SET EXERCISE: Write out the records below word for word, please.

**** DATA FOR THE TASK

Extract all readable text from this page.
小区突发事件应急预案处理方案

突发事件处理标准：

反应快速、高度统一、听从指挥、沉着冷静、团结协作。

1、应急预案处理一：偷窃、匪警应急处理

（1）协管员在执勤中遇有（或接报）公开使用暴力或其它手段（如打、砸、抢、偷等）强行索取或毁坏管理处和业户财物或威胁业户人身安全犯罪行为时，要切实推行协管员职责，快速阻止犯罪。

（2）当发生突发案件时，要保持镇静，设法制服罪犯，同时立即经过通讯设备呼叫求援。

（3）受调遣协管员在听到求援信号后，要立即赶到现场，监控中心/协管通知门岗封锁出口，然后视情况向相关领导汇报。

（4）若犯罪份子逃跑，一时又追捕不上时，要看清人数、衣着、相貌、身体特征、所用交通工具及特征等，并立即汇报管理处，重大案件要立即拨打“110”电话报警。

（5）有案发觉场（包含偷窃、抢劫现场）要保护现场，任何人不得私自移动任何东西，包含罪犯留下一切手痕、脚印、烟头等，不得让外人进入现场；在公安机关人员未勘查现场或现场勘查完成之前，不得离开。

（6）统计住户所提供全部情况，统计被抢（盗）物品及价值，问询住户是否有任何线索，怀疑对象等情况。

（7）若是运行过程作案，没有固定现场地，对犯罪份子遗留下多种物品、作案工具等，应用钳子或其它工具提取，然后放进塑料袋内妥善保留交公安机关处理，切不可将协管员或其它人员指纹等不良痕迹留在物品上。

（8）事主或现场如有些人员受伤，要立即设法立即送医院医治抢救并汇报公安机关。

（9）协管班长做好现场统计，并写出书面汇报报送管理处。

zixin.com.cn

********

COMPLETE OUTPUT:
Extract all readable text from this page.
小区突发事件应急预案处理方案

突发事件处理标准：

反应快速、高度统一、听从指挥、沉着冷静、团结协作。

1、应急预案处理一：偷窃、匪警应急处理

（1）协管员在执勤中遇有（或接报）公开使用暴力或其它手段（如打、砸、抢、偷等）强行索取或毁坏管理处和业户财物或威胁业户人身安全犯罪行为时，要切实推行协管员职责，快速阻止犯罪。

（2）当发生突发案件时，要保持镇静，设法制服罪犯，同时立即经过通讯设备呼叫求援。

（3）受调遣协管员在听到求援信号后，要立即赶到现场，监控中心/协管通知门岗封锁出口，然后视情况向相关领导汇报。

（4）若犯罪份子逃跑，一时又追捕不上时，要看清人数、衣着、相貌、身体特征、所用交通工具及特征等，并立即汇报管理处，重大案件要立即拨打“110”电话报警。

（5）有案发觉场（包含偷窃、抢劫现场）要保护现场，任何人不得私自移动任何东西，包含罪犯留下一切手痕、脚印、烟头等，不得让外人进入现场；在公安机关人员未勘查现场或现场勘查完成之前，不得离开。

（6）统计住户所提供全部情况，统计被抢（盗）物品及价值，问询住户是否有任何线索，怀疑对象等情况。

（7）若是运行过程作案，没有固定现场地，对犯罪份子遗留下多种物品、作案工具等，应用钳子或其它工具提取，然后放进塑料袋内妥善保留交公安机关处理，切不可将协管员或其它人员指纹等不良痕迹留在物品上。

（8）事主或现场如有些人员受伤，要立即设法立即送医院医治抢救并汇报公安机关。

（9）协管班长做好现场统计，并写出书面汇报报送管理处。

zixin.com.cn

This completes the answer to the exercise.